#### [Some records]
========================================================================
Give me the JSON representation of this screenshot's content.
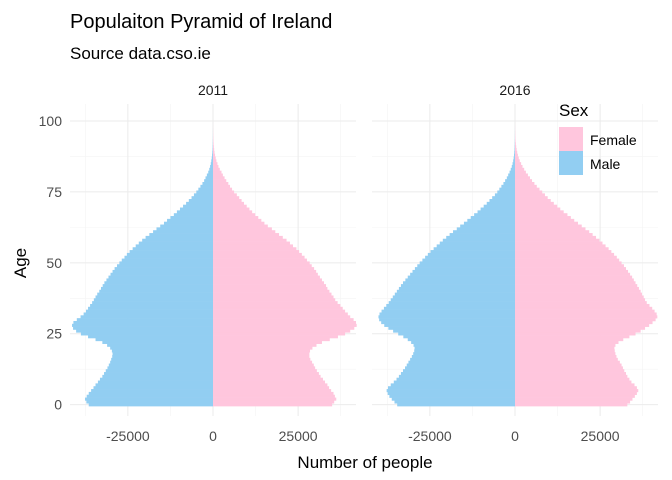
{
  "chart_data": {
    "type": "bar",
    "orientation": "horizontal-pyramid",
    "title": "Populaiton Pyramid of Ireland",
    "subtitle": "Source data.cso.ie",
    "xlabel": "Number of people",
    "ylabel": "Age",
    "xlim": [
      -42000,
      42000
    ],
    "ylim": [
      0,
      100
    ],
    "x_ticks": [
      -25000,
      0,
      25000
    ],
    "x_tick_labels": [
      "-25000",
      "0",
      "25000"
    ],
    "y_ticks": [
      0,
      25,
      50,
      75,
      100
    ],
    "y_tick_labels": [
      "0",
      "25",
      "50",
      "75",
      "100"
    ],
    "grid": true,
    "legend": {
      "title": "Sex",
      "position": "top-right",
      "entries": [
        {
          "label": "Female",
          "color": "#ffc6dd"
        },
        {
          "label": "Male",
          "color": "#92cef2"
        }
      ]
    },
    "colors": {
      "Female": "#ffc6dd",
      "Male": "#92cef2"
    },
    "age_ages": [
      0,
      1,
      2,
      3,
      4,
      5,
      6,
      7,
      8,
      9,
      10,
      11,
      12,
      13,
      14,
      15,
      16,
      17,
      18,
      19,
      20,
      21,
      22,
      23,
      24,
      25,
      26,
      27,
      28,
      29,
      30,
      31,
      32,
      33,
      34,
      35,
      36,
      37,
      38,
      39,
      40,
      41,
      42,
      43,
      44,
      45,
      46,
      47,
      48,
      49,
      50,
      51,
      52,
      53,
      54,
      55,
      56,
      57,
      58,
      59,
      60,
      61,
      62,
      63,
      64,
      65,
      66,
      67,
      68,
      69,
      70,
      71,
      72,
      73,
      74,
      75,
      76,
      77,
      78,
      79,
      80,
      81,
      82,
      83,
      84,
      85,
      86,
      87,
      88,
      89,
      90,
      91,
      92,
      93,
      94,
      95,
      96,
      97,
      98,
      99,
      100
    ],
    "panels": [
      {
        "label": "2011",
        "series": [
          {
            "name": "Female",
            "values": [
              35000,
              35600,
              36200,
              35800,
              35400,
              34700,
              34100,
              33600,
              32900,
              32300,
              31600,
              31100,
              30500,
              30000,
              29600,
              29100,
              28600,
              28300,
              28300,
              28500,
              29200,
              30400,
              32000,
              34300,
              36700,
              38800,
              40300,
              41500,
              42200,
              42000,
              41300,
              40300,
              39600,
              38800,
              38100,
              37400,
              36600,
              35900,
              35400,
              34800,
              34200,
              33600,
              33200,
              32600,
              32000,
              31400,
              30800,
              30300,
              29700,
              29000,
              28400,
              27600,
              26900,
              26100,
              25300,
              24500,
              23500,
              22600,
              21600,
              20500,
              19400,
              18300,
              17300,
              16100,
              15100,
              14200,
              13300,
              12400,
              11500,
              10700,
              9900,
              9100,
              8400,
              7700,
              7000,
              6200,
              5600,
              5000,
              4500,
              3900,
              3400,
              2900,
              2500,
              2000,
              1600,
              1300,
              1000,
              800,
              600,
              450,
              340,
              250,
              180,
              130,
              90,
              60,
              40,
              25,
              15,
              8,
              4
            ]
          },
          {
            "name": "Male",
            "values": [
              -36500,
              -37200,
              -37600,
              -37100,
              -36500,
              -35800,
              -35100,
              -34500,
              -33800,
              -33200,
              -32500,
              -32000,
              -31500,
              -31000,
              -30600,
              -30200,
              -29900,
              -29600,
              -29500,
              -29700,
              -30200,
              -31100,
              -32500,
              -34500,
              -36700,
              -38800,
              -40200,
              -41100,
              -41400,
              -41000,
              -40000,
              -38900,
              -38000,
              -37300,
              -36700,
              -36100,
              -35500,
              -35000,
              -34500,
              -34000,
              -33400,
              -32900,
              -32400,
              -31900,
              -31300,
              -30700,
              -30100,
              -29500,
              -28900,
              -28200,
              -27500,
              -26800,
              -26000,
              -25300,
              -24500,
              -23600,
              -22700,
              -21800,
              -20800,
              -19800,
              -18700,
              -17600,
              -16600,
              -15500,
              -14400,
              -13500,
              -12500,
              -11500,
              -10600,
              -9700,
              -8800,
              -7900,
              -7100,
              -6300,
              -5600,
              -4900,
              -4300,
              -3700,
              -3100,
              -2600,
              -2200,
              -1800,
              -1400,
              -1100,
              -850,
              -650,
              -500,
              -370,
              -270,
              -200,
              -140,
              -100,
              -70,
              -50,
              -32,
              -20,
              -12,
              -7,
              -4,
              -2,
              -1
            ]
          }
        ]
      },
      {
        "label": "2016",
        "series": [
          {
            "name": "Female",
            "values": [
              33000,
              33800,
              34500,
              35200,
              35800,
              36200,
              35800,
              35100,
              34200,
              33600,
              33000,
              32600,
              32100,
              31700,
              31300,
              30800,
              30200,
              29800,
              29500,
              29300,
              29200,
              29500,
              30400,
              31800,
              33600,
              35400,
              36900,
              38200,
              39400,
              40400,
              41300,
              41800,
              41600,
              41000,
              40300,
              39500,
              38700,
              38200,
              37800,
              37300,
              36900,
              36400,
              35900,
              35400,
              34900,
              34400,
              33800,
              33200,
              32600,
              32000,
              31300,
              30600,
              29900,
              29100,
              28300,
              27500,
              26600,
              25700,
              24800,
              23800,
              22800,
              21800,
              20700,
              19600,
              18500,
              17400,
              16400,
              15400,
              14300,
              13300,
              12400,
              11400,
              10500,
              9600,
              8800,
              8000,
              7200,
              6400,
              5700,
              5000,
              4400,
              3800,
              3200,
              2700,
              2200,
              1800,
              1400,
              1100,
              850,
              650,
              480,
              350,
              250,
              170,
              115,
              75,
              48,
              30,
              18,
              10,
              5
            ]
          },
          {
            "name": "Male",
            "values": [
              -34600,
              -35400,
              -36200,
              -36900,
              -37400,
              -37700,
              -37300,
              -36500,
              -35600,
              -34800,
              -34100,
              -33500,
              -32900,
              -32300,
              -31800,
              -31300,
              -30800,
              -30300,
              -29900,
              -29600,
              -29500,
              -29800,
              -30500,
              -31500,
              -32800,
              -34300,
              -35800,
              -37200,
              -38400,
              -39300,
              -39900,
              -40100,
              -39800,
              -39200,
              -38500,
              -37800,
              -37100,
              -36500,
              -35900,
              -35300,
              -34700,
              -34100,
              -33500,
              -32900,
              -32200,
              -31500,
              -30800,
              -30100,
              -29400,
              -28700,
              -28000,
              -27200,
              -26400,
              -25600,
              -24800,
              -23900,
              -23000,
              -22100,
              -21200,
              -20200,
              -19200,
              -18200,
              -17100,
              -16100,
              -15000,
              -14000,
              -13000,
              -12000,
              -11000,
              -10100,
              -9200,
              -8300,
              -7500,
              -6700,
              -5900,
              -5200,
              -4600,
              -4000,
              -3400,
              -2900,
              -2400,
              -2000,
              -1600,
              -1250,
              -950,
              -720,
              -540,
              -400,
              -290,
              -210,
              -150,
              -105,
              -72,
              -50,
              -33,
              -21,
              -13,
              -8,
              -4,
              -2,
              -1
            ]
          }
        ]
      }
    ]
  }
}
========================================================================
#### [SET EXERCISE]
Write out every line of the entries that holds the word "Female".

#### [EXERCISE RESPONSE]
          "label": "Female",
      "Female": "#ffc6dd",
            "name": "Female",
            "name": "Female",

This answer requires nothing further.